WHAT YOU ARE ASKED TO DO
Please transcribe the entries starting at the line that contains "Patent image size: (1096, 676)." and ending at the line that contains "The excessive highlight suppression pickup tube 12a".

++++++++++++++++++++

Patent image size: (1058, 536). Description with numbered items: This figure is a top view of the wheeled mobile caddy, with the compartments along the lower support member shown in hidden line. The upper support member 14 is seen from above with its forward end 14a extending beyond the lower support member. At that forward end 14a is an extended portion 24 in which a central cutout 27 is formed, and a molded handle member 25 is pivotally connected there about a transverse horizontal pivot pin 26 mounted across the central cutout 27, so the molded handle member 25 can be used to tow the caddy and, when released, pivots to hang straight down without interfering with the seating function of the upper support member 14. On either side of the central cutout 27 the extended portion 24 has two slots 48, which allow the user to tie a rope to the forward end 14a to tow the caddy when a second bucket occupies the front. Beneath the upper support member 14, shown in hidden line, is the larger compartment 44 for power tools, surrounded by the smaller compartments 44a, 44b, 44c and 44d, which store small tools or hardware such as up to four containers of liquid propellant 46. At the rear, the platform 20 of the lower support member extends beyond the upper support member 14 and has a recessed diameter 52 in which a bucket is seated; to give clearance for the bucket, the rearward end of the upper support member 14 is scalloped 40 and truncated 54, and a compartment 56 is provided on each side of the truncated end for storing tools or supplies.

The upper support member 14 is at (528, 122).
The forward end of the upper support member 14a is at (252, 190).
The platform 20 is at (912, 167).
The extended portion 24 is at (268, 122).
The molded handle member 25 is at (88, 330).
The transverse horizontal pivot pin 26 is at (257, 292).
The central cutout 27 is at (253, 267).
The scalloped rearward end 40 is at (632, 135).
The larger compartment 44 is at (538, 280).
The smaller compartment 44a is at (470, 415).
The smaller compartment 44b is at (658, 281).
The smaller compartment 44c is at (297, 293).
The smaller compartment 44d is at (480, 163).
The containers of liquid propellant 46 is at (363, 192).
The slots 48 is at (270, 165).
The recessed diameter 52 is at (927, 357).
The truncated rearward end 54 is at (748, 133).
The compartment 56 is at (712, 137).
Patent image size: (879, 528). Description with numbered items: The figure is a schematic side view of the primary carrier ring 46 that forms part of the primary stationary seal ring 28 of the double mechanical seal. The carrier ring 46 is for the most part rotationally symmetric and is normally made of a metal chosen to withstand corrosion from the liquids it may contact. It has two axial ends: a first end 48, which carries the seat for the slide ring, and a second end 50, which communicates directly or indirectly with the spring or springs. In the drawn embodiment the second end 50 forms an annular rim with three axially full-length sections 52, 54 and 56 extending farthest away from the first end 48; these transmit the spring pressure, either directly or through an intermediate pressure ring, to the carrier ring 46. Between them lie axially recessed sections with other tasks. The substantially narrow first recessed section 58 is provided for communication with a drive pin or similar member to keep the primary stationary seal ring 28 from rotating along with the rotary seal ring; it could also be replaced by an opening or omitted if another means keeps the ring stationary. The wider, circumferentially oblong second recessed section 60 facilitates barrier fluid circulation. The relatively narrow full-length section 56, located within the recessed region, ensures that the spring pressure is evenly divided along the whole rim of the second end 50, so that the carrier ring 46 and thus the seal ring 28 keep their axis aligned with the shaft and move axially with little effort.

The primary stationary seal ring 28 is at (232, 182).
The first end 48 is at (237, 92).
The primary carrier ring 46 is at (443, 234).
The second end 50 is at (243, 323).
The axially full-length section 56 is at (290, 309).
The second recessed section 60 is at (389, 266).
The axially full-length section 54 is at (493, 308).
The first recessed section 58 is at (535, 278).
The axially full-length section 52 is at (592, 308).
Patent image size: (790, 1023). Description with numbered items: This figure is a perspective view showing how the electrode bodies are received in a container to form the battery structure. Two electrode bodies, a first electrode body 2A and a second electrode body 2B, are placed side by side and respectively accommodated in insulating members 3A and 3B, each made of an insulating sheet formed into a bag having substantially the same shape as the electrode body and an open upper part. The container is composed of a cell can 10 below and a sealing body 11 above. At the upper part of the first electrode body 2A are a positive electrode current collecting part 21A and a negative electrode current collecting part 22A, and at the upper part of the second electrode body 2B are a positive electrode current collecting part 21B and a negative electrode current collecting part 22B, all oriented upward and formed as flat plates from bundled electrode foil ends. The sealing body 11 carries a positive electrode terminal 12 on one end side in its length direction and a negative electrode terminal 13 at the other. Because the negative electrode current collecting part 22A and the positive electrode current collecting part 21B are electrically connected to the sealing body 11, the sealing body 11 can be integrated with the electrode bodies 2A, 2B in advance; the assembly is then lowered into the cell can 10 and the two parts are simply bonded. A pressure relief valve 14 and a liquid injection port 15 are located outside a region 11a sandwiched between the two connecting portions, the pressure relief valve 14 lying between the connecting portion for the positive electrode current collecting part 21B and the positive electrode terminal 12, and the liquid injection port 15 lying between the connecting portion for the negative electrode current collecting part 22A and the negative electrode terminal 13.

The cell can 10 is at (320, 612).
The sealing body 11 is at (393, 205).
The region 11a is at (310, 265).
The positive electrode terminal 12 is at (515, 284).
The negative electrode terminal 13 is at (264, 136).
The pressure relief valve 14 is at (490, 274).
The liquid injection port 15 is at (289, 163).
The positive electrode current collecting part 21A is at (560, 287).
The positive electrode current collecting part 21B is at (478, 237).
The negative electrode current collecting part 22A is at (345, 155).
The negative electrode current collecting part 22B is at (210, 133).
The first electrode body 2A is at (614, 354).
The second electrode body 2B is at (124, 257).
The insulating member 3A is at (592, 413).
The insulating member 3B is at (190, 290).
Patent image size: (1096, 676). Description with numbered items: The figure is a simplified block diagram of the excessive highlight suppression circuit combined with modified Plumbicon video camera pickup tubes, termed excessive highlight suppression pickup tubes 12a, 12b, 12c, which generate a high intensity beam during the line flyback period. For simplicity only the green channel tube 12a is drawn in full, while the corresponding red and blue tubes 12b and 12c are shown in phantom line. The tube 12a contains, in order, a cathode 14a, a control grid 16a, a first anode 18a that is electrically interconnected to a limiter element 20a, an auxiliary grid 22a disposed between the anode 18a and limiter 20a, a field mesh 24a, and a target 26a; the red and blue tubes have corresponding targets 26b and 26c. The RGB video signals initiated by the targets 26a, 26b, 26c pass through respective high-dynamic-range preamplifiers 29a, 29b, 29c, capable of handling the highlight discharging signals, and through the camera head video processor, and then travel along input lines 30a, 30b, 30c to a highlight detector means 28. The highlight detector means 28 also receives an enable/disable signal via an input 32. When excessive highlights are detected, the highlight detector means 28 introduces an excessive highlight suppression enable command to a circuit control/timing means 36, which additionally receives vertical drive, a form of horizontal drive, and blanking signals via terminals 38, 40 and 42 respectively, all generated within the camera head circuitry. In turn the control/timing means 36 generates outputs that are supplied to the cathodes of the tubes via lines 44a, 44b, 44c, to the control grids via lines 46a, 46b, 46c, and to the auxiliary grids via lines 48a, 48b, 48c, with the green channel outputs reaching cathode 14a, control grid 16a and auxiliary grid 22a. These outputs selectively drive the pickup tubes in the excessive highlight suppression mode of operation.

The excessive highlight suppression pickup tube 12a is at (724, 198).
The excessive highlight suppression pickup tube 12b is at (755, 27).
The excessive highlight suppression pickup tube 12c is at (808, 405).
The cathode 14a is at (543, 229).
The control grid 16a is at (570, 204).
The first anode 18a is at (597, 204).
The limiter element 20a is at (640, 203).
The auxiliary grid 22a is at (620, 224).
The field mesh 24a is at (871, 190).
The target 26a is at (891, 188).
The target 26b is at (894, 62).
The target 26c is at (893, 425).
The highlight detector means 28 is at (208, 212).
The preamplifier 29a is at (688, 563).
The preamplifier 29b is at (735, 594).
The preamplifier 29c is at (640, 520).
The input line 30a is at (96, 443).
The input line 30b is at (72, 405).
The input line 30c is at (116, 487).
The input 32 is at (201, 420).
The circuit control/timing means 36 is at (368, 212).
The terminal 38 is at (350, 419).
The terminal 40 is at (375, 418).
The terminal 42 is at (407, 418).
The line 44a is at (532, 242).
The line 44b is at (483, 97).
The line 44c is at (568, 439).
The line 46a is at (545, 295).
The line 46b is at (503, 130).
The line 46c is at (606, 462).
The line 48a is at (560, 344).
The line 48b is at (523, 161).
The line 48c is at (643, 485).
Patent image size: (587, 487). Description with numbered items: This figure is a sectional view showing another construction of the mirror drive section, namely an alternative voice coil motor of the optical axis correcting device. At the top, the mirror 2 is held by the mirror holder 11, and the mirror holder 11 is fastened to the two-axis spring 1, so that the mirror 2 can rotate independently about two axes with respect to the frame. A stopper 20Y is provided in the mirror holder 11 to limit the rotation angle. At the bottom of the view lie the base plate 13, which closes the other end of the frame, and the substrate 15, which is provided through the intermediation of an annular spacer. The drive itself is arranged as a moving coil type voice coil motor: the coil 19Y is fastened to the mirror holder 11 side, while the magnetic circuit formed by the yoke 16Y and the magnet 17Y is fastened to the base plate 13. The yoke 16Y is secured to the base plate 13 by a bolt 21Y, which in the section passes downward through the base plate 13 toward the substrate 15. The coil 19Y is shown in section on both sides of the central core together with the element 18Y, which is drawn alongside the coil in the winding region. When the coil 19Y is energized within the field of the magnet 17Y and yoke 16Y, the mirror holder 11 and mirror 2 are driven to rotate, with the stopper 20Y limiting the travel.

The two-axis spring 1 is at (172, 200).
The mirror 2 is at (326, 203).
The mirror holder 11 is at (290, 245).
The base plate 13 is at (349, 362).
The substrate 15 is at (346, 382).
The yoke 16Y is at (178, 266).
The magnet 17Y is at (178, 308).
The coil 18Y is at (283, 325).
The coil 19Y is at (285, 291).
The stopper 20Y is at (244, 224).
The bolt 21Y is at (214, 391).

++++++++++++++++++++

EXPECTED OUTPUT
Patent image size: (1096, 676). Description with numbered items: The figure is a simplified block diagram of the excessive highlight suppression circuit combined with modified Plumbicon video camera pickup tubes, termed excessive highlight suppression pickup tubes 12a, 12b, 12c, which generate a high intensity beam during the line flyback period. For simplicity only the green channel tube 12a is drawn in full, while the corresponding red and blue tubes 12b and 12c are shown in phantom line. The tube 12a contains, in order, a cathode 14a, a control grid 16a, a first anode 18a that is electrically interconnected to a limiter element 20a, an auxiliary grid 22a disposed between the anode 18a and limiter 20a, a field mesh 24a, and a target 26a; the red and blue tubes have corresponding targets 26b and 26c. The RGB video signals initiated by the targets 26a, 26b, 26c pass through respective high-dynamic-range preamplifiers 29a, 29b, 29c, capable of handling the highlight discharging signals, and through the camera head video processor, and then travel along input lines 30a, 30b, 30c to a highlight detector means 28. The highlight detector means 28 also receives an enable/disable signal via an input 32. When excessive highlights are detected, the highlight detector means 28 introduces an excessive highlight suppression enable command to a circuit control/timing means 36, which additionally receives vertical drive, a form of horizontal drive, and blanking signals via terminals 38, 40 and 42 respectively, all generated within the camera head circuitry. In turn the control/timing means 36 generates outputs that are supplied to the cathodes of the tubes via lines 44a, 44b, 44c, to the control grids via lines 46a, 46b, 46c, and to the auxiliary grids via lines 48a, 48b, 48c, with the green channel outputs reaching cathode 14a, control grid 16a and auxiliary grid 22a. These outputs selectively drive the pickup tubes in the excessive highlight suppression mode of operation.

The excessive highlight suppression pickup tube 12a is at (724, 198).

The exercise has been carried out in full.